Aim of the task: Find every line in the records below that holds the word "morgenen" and copy it.

---------- Data to process ----------

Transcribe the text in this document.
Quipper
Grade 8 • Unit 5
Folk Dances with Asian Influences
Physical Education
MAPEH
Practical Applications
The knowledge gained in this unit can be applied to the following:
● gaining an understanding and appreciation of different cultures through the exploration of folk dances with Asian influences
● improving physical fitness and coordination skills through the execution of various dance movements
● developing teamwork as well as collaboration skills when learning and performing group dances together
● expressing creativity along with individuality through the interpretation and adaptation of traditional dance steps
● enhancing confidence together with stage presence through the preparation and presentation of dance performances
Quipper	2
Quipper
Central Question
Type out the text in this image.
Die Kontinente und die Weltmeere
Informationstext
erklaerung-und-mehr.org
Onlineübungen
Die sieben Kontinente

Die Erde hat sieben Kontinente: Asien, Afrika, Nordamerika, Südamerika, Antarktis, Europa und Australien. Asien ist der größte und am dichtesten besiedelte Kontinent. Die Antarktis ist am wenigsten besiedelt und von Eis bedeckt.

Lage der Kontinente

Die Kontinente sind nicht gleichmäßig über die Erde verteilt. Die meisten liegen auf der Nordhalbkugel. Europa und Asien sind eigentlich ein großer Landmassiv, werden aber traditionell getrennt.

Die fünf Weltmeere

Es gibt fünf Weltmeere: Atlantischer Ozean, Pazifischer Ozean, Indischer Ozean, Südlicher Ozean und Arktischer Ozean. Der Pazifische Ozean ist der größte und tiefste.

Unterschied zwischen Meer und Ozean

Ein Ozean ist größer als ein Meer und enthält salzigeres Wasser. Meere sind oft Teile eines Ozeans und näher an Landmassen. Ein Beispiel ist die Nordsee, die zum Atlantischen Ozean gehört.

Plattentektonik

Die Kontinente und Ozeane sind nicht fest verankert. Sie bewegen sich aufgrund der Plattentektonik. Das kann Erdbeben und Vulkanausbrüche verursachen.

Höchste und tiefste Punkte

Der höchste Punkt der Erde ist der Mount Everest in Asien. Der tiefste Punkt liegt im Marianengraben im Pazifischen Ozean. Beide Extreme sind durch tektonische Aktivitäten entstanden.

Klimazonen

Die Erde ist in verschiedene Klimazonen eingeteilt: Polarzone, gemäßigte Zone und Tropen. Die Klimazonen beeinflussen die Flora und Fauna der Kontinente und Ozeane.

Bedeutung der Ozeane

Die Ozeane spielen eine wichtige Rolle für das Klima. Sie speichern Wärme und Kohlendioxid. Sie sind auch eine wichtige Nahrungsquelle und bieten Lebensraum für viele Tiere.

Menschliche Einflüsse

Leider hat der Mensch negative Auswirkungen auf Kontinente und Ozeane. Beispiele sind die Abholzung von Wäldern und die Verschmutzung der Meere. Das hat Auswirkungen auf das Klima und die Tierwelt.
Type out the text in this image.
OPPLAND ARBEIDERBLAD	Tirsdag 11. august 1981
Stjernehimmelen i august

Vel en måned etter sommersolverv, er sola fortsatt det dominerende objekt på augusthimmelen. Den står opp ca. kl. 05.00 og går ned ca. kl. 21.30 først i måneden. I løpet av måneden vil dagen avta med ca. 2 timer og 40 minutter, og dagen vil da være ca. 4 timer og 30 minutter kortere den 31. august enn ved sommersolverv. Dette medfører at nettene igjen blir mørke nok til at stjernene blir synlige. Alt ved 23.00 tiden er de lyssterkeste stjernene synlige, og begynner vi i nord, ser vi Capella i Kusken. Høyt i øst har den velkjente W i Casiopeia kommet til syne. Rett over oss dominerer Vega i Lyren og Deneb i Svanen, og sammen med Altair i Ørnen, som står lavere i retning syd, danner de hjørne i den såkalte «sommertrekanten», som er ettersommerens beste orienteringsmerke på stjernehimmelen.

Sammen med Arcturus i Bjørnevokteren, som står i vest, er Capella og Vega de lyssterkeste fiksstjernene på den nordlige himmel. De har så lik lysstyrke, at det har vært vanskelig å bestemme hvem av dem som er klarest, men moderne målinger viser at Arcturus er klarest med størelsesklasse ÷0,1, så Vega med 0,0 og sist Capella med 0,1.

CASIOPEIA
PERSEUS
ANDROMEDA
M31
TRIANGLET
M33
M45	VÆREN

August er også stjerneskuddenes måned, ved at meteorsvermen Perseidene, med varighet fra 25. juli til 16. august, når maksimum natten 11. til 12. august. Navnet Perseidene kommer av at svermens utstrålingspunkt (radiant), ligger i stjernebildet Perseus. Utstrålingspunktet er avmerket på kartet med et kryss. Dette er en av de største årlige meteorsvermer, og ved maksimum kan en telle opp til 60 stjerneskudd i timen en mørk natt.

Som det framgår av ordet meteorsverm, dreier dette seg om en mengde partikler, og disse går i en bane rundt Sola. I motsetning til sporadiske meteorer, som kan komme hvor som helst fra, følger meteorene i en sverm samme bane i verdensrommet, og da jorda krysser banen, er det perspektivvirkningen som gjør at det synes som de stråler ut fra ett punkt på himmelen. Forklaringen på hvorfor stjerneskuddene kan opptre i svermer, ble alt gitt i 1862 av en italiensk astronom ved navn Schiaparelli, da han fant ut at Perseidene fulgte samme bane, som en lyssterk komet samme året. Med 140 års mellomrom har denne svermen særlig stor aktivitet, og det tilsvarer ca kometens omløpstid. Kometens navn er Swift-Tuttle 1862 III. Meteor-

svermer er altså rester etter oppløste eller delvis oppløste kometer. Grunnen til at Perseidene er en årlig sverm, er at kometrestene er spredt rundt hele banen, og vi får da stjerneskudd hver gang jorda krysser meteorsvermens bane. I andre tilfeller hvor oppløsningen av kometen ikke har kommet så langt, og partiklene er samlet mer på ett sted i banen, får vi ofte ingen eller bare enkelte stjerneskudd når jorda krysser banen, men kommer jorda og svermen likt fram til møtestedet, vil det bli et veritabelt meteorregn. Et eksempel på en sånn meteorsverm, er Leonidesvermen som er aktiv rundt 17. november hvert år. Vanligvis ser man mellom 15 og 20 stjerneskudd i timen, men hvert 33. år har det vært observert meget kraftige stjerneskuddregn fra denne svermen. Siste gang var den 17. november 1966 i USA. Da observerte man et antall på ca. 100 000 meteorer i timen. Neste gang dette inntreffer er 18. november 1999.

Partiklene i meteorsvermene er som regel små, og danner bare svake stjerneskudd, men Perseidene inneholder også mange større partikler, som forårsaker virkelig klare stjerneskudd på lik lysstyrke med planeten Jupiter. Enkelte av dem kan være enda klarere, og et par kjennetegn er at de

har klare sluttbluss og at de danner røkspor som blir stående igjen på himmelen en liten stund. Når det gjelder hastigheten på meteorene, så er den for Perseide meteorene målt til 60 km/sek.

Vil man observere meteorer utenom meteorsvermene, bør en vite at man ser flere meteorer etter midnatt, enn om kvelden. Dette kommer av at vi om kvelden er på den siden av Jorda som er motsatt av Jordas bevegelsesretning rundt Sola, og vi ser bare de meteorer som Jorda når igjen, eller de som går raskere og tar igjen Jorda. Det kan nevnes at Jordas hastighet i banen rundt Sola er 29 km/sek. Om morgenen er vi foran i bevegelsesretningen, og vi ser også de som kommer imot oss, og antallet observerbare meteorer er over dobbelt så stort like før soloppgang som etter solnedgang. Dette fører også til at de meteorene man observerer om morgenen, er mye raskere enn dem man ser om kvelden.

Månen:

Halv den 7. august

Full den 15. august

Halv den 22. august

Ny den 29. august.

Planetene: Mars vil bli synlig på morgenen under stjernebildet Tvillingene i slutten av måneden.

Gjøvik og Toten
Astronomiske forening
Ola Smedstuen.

----------

Expected output:
Vil man observere meteorer utenom meteorsvermene, bør en vite at man ser flere meteorer etter midnatt, enn om kvelden. Dette kommer av at vi om kvelden er på den siden av Jorda som er motsatt av Jordas bevegelsesretning rundt Sola, og vi ser bare de meteorer som Jorda når igjen, eller de som går raskere og tar igjen Jorda. Det kan nevnes at Jordas hastighet i banen rundt Sola er 29 km/sek. Om morgenen er vi foran i bevegelsesretningen, og vi ser også de som kommer imot oss, og antallet observerbare meteorer er over dobbelt så stort like før soloppgang som etter solnedgang. Dette fører også til at de meteorene man observerer om morgenen, er mye raskere enn dem man ser om kvelden.
Planetene: Mars vil bli synlig på morgenen under stjernebildet Tvillingene i slutten av måneden.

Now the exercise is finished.